- [課題]:
A. SF14の燃料補給口についての本文のうち、「昨年はレース距離をレギュラー」から始まり「ないかを確認するためだった。」まで続く部分を、そのまま書き写すこと。
B. SF14の燃料補給口についての本文を、最後に示された文の後から書き進めること。

オートポリスという「舞台」でのピットストップ

 昨年はレース距離をレギュラーの250kmから、燃料補給なしで走りきれる215kmに短縮して行われたここオートポリスのレース。今年は250kmに戻し、19台のSF14はこれまでモノコック左側面に開口していた燃料補給口を右側に移設して、九州に移送された。
 モノコックそのものは左右対称形であって、燃料タンクから斜め上の位置に補給口を組み込む大径の穴も設けられている。しかしSF14のパワーユニットは直列4気筒で、左側に吸気、右側に排気と、左右非対称のレイアウト。つまりマシンの右側にはエキゾーストパイプ(排気管)、その排気流を受けてタービン+コンプレッサーを回し「過給」を受け持つターボチャージャーと『熱源』が集中している。逆に左側は、燃料タンクから送り出されるガソリンの全量が通過し、そこで流量を制限する、NREのパフォーマンス・コントロールの鍵、燃料リストリクターがあり、そこからエンジンへ、4つのシリンダーへと高圧(100気圧)の燃料配管が伸びる。これに合わせて特殊ゴムの外皮で防爆・防裂機能を持つ燃料タンク、いわゆる「ガスバッグ」の内部では、内蔵されたポンプでいったんガソリンを吸い上げて溜め、そこから安定した燃料供給を行うためのコレクタータンクが、これまでは左側に組み付けられていた。補給口を右から左に移設するためには、この縦長の円筒状タンクは逆に右側に移し、そこから燃料リストリクターへの配管もモノコック背面を右から左へ這わす必要がある。そこは高熱源も近いので、燃料の温度が上がりすぎないよう、加えてクラッシュ時に配管や継手が破損して燃料が洩れたりすることがないように配慮した配管を設計・製作し、さらにエンジンメーカー所有のテスト車両で不具合が出ないことを確認し、ようやく左側からの燃料補給に対応したマシンが組み上げられたのである。土曜日午前、最初のフリー走行で、1周しただけでいったんピットに戻る、いわゆる「インスタレーション・ラップ」を行ったマシンが多かったのは、この新規に組み付けた燃料系統に洩れなどの不具合が出ていないかを確認するためだった。

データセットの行
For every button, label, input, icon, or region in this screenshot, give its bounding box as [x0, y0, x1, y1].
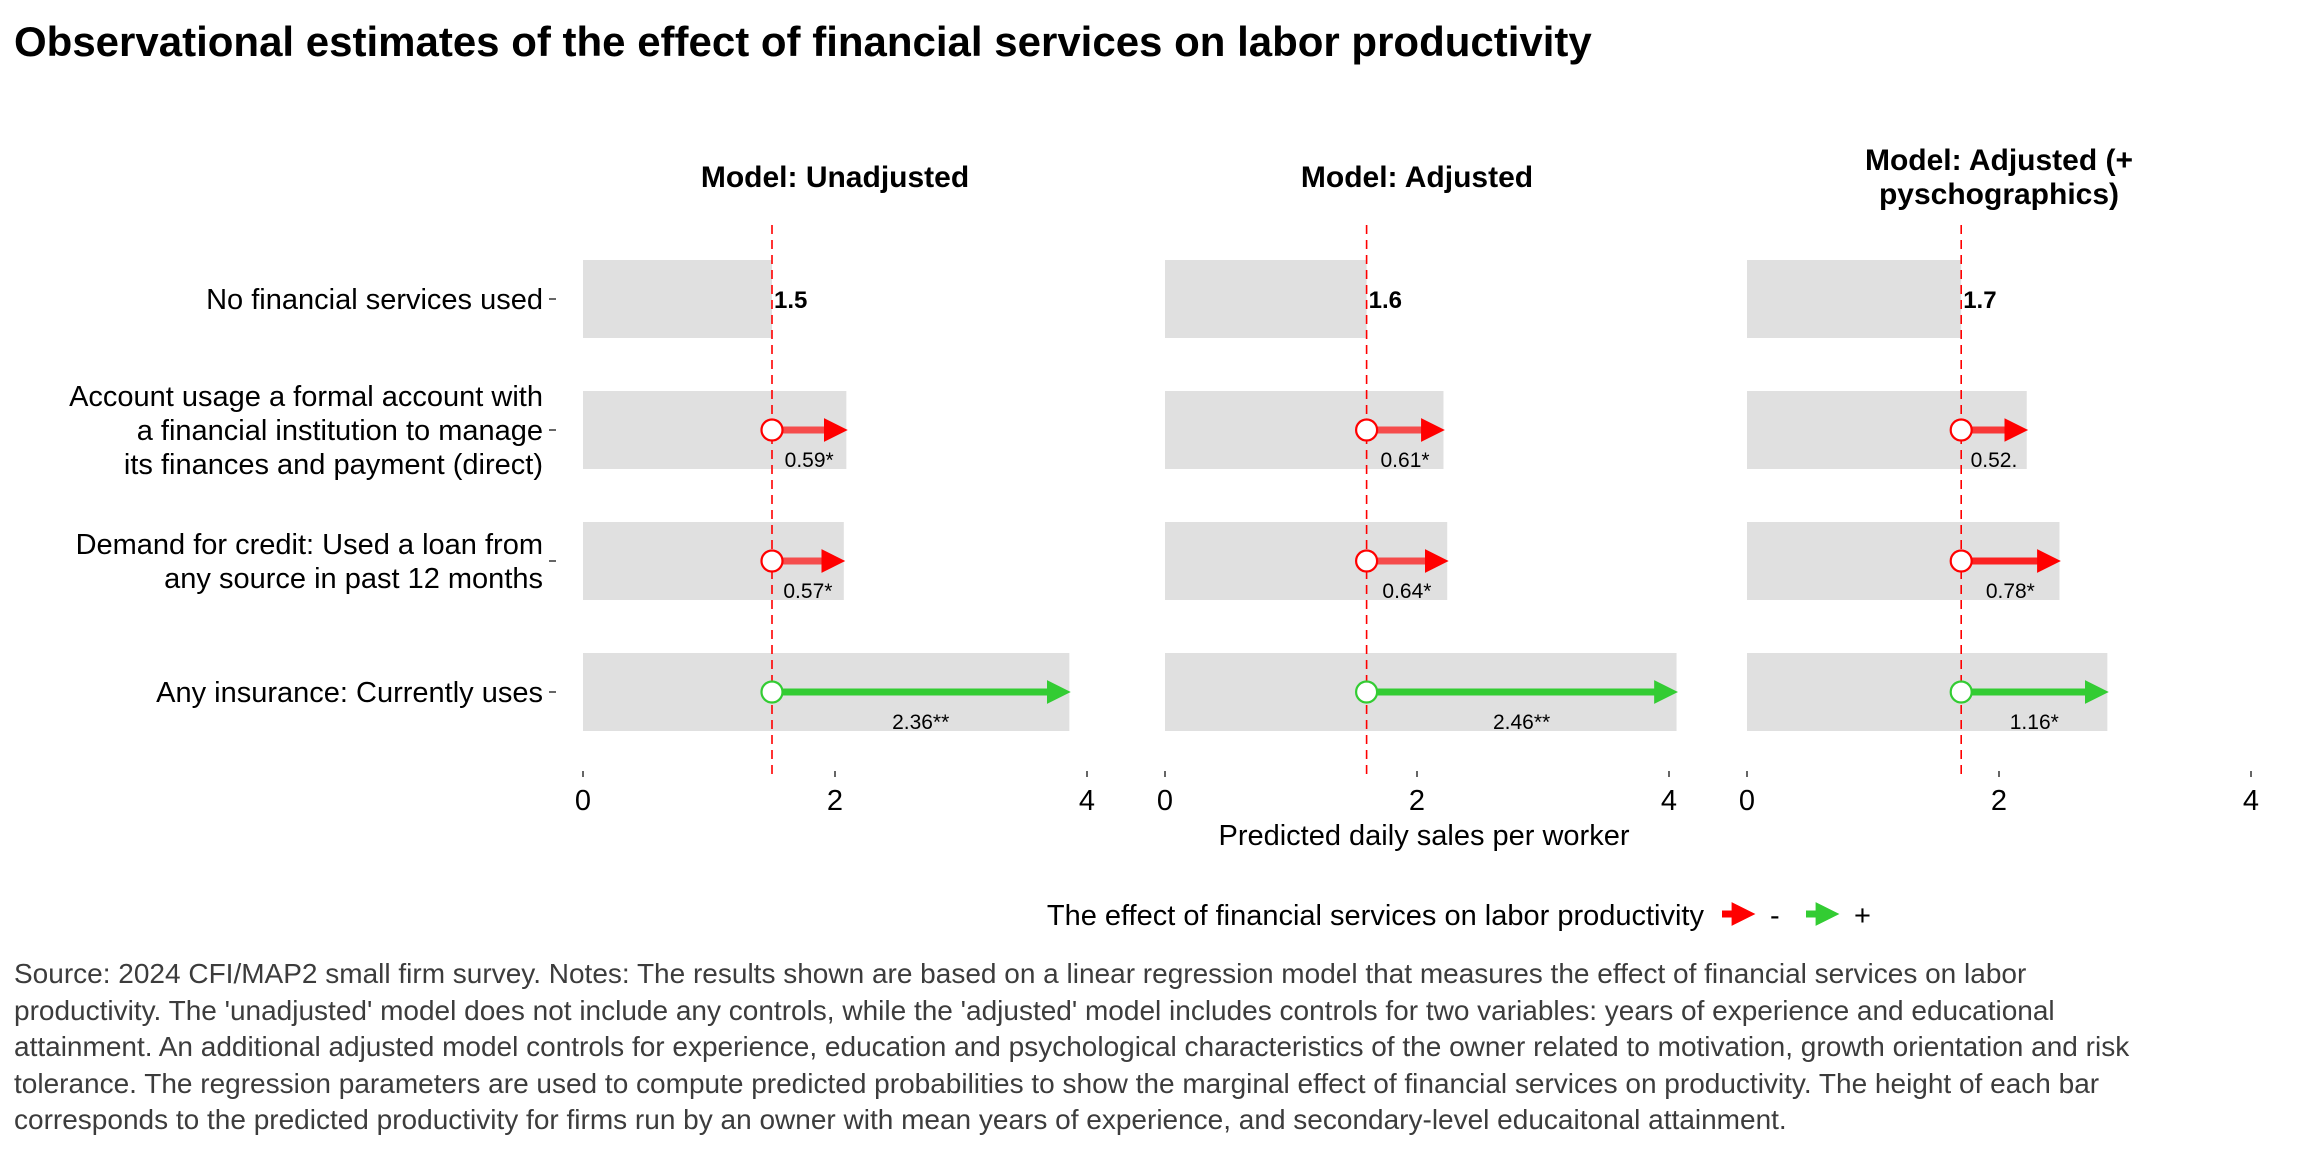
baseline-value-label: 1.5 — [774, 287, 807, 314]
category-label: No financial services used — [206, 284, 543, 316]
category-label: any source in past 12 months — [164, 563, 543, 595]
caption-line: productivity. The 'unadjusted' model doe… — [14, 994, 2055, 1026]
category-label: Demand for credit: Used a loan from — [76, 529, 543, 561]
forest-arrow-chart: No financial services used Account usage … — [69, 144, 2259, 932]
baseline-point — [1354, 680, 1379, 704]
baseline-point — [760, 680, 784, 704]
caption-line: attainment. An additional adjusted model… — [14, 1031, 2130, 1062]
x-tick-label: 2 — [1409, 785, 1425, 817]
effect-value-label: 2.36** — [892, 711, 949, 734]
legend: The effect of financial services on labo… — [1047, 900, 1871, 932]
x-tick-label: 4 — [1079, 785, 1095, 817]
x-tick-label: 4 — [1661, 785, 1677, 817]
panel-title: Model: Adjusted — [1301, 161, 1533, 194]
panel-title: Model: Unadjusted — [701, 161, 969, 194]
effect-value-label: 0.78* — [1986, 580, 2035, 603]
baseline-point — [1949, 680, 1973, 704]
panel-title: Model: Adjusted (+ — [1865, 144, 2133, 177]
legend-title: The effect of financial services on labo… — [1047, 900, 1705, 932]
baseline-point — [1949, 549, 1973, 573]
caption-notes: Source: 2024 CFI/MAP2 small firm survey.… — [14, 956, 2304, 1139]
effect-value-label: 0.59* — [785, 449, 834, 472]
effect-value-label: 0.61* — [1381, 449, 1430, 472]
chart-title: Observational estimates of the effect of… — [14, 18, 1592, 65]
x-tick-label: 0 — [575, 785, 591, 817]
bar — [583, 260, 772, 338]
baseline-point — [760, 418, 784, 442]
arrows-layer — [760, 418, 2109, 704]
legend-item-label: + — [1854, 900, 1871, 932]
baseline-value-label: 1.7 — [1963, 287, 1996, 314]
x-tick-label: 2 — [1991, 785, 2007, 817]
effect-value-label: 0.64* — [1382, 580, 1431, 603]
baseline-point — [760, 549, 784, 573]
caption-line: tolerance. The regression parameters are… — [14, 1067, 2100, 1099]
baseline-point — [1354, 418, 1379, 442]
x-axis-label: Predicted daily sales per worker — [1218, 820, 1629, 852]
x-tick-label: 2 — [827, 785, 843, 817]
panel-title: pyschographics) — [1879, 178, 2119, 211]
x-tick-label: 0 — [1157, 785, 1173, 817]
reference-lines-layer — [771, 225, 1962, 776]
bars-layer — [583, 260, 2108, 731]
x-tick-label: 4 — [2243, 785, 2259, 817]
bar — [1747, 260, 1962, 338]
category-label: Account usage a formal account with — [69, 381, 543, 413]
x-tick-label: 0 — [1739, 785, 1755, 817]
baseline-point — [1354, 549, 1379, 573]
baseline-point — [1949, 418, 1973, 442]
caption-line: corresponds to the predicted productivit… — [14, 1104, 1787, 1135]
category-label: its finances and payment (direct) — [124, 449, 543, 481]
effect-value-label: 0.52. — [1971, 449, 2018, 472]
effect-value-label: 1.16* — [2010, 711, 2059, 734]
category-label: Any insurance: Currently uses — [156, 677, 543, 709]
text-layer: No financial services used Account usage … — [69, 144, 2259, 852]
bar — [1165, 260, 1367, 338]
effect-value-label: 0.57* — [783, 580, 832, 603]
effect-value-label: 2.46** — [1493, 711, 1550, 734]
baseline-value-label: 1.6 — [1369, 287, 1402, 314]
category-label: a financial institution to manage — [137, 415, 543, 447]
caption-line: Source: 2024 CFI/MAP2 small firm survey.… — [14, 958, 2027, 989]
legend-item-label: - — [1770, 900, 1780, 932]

- [解答一覧]:
A.
昨年はレース距離をレギュラーの250kmから、燃料補給なしで走りきれる215kmに短縮して行われたここオートポリスのレース。今年は250kmに戻し、19台のSF14はこれまでモノコック左側面に開口していた燃料補給口を右側に移設して、九州に移送された。
 モノコックそのものは左右対称形であって、燃料タンクから斜め上の位置に補給口を組み込む大径の穴も設けられている。しかしSF14のパワーユニットは直列4気筒で、左側に吸気、右側に排気と、左右非対称のレイアウト。つまりマシンの右側にはエキゾーストパイプ(排気管)、その排気流を受けてタービン+コンプレッサーを回し「過給」を受け持つターボチャージャーと『熱源』が集中している。逆に左側は、燃料タンクから送り出されるガソリンの全量が通過し、そこで流量を制限する、NREのパフォーマンス・コントロールの鍵、燃料リストリクターがあり、そこからエンジンへ、4つのシリンダーへと高圧(100気圧)の燃料配管が伸びる。これに合わせて特殊ゴムの外皮で防爆・防裂機能を持つ燃料タンク、いわゆる「ガスバッグ」の内部では、内蔵されたポンプでいったんガソリンを吸い上げて溜め、そこから安定した燃料供給を行うためのコレクタータンクが、これまでは左側に組み付けられていた。補給口を右から左に移設するためには、この縦長の円筒状タンクは逆に右側に移し、そこから燃料リストリクターへの配管もモノコック背面を右から左へ這わす必要がある。そこは高熱源も近いので、燃料の温度が上がりすぎないよう、加えてクラッシュ時に配管や継手が破損して燃料が洩れたりすることがないように配慮した配管を設計・製作し、さらにエンジンメーカー所有のテスト車両で不具合が出ないことを確認し、ようやく左側からの燃料補給に対応したマシンが組み上げられたのである。土曜日午前、最初のフリー走行で、1周しただけでいったんピットに戻る、いわゆる「インスタレーション・ラップ」を行ったマシンが多かったのは、この新規に組み付けた燃料系統に洩れなどの不具合が出ていないかを確認するためだった。

B.
 その燃料補給、事前の机上検討では、フルタンクでスタートしたとして、レースを走り切るために不足するガソリンの量は「およそ8周分」。つまり1回のピット作業でレースを走り切るには、スタートから8周完了で「ピットウィンドウ」が開く。現実の戦いの中で最初に(もちろん、ロッテラー以外で)ピットロードに滑り込んできたのは中山雄一で6周完了時点。続いて7周で小暮卓史が、8周してW.ブラーがピットイン。ここまでは皆、給油リグを差し込んでいる時間が6秒程度の燃料補給のみ、タイヤ交換はせず、という戦略を採った。続いて9周完了でN.カーティケヤンがピットストップして同様の燃料補給とリアタイヤ2本のみ交換、コースに戻ったところで小暮の前をキープできた。いずれにしてもこれだけ早いタイミングでピットストップを行い、しかもタイヤを交換せずに燃料は満タンにして走り続けるということは、タイヤに優しく、同時に燃費も稼ぐドライビングが求められることになる。しかしスタートして落ち着いたポジションが後位になったドライバーたちにとっては、その順位をゲインする可能性を求めての選択だったはずだ。

 こうしたストラテジーが現れた背景には、SF14が初めてここオートポリスの戦いに臨んだ昨年のレースで、タイヤ無交換で200km以上を極端なグリップダウンなしに走れるという経験値が残ったことがある。それを踏まえてピット戦略のバリエーションが広がったことが、序盤のピットストップを選んだこれら数台の動きからも見えてきたのではあった。さらにお互いのピットストップのタイミング、そのインラップ、アウトラップの速さ、前方に「スペースがある」状態を作って、そこでペースを上げられるかなどが、順位変動に直結する。そういう速さと知恵の戦いが観る側にも伝わり、テンションが高まるレース展開になってきた。
 さて、優勝を争う上位陣のピットストップ・ストラテジーは…?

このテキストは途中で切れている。